- **Source records**:
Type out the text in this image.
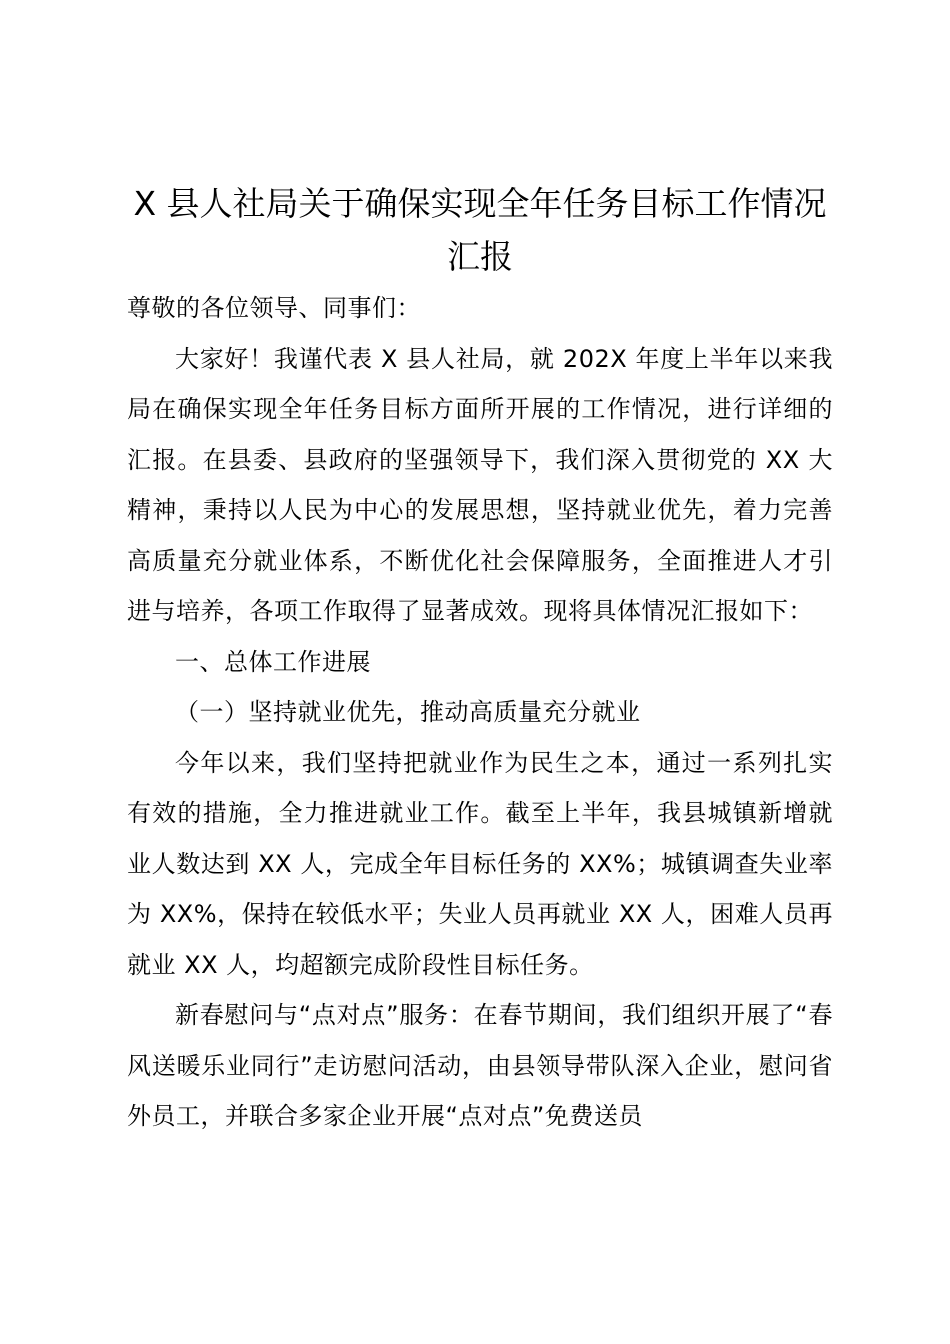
X 县人社局关于确保实现全年任务目标工作情况汇报

尊敬的各位领导、同事们：

大家好！我谨代表 X 县人社局，就 202X 年度上半年以来我局在确保实现全年任务目标方面所开展的工作情况，进行详细的汇报。在县委、县政府的坚强领导下，我们深入贯彻党的 XX 大精神，秉持以人民为中心的发展思想，坚持就业优先，着力完善高质量充分就业体系，不断优化社会保障服务，全面推进人才引进与培养，各项工作取得了显著成效。现将具体情况汇报如下：

一、总体工作进展

（一）坚持就业优先，推动高质量充分就业

今年以来，我们坚持把就业作为民生之本，通过一系列扎实有效的措施，全力推进就业工作。截至上半年，我县城镇新增就业人数达到 XX 人，完成全年目标任务的 XX%；城镇调查失业率为 XX%，保持在较低水平；失业人员再就业 XX 人，困难人员再就业 XX 人，均超额完成阶段性目标任务。

新春慰问与“点对点”服务：在春节期间，我们组织开展了“春风送暖乐业同行”走访慰问活动，由县领导带队深入企业，慰问省外员工，并联合多家企业开展“点对点”免费送员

- **What to work on**: Copy all lines from the material that hold "坚持就业优先".

- **Exercise solution**:
大家好！我谨代表 X 县人社局，就 202X 年度上半年以来我局在确保实现全年任务目标方面所开展的工作情况，进行详细的汇报。在县委、县政府的坚强领导下，我们深入贯彻党的 XX 大精神，秉持以人民为中心的发展思想，坚持就业优先，着力完善高质量充分就业体系，不断优化社会保障服务，全面推进人才引进与培养，各项工作取得了显著成效。现将具体情况汇报如下：
（一）坚持就业优先，推动高质量充分就业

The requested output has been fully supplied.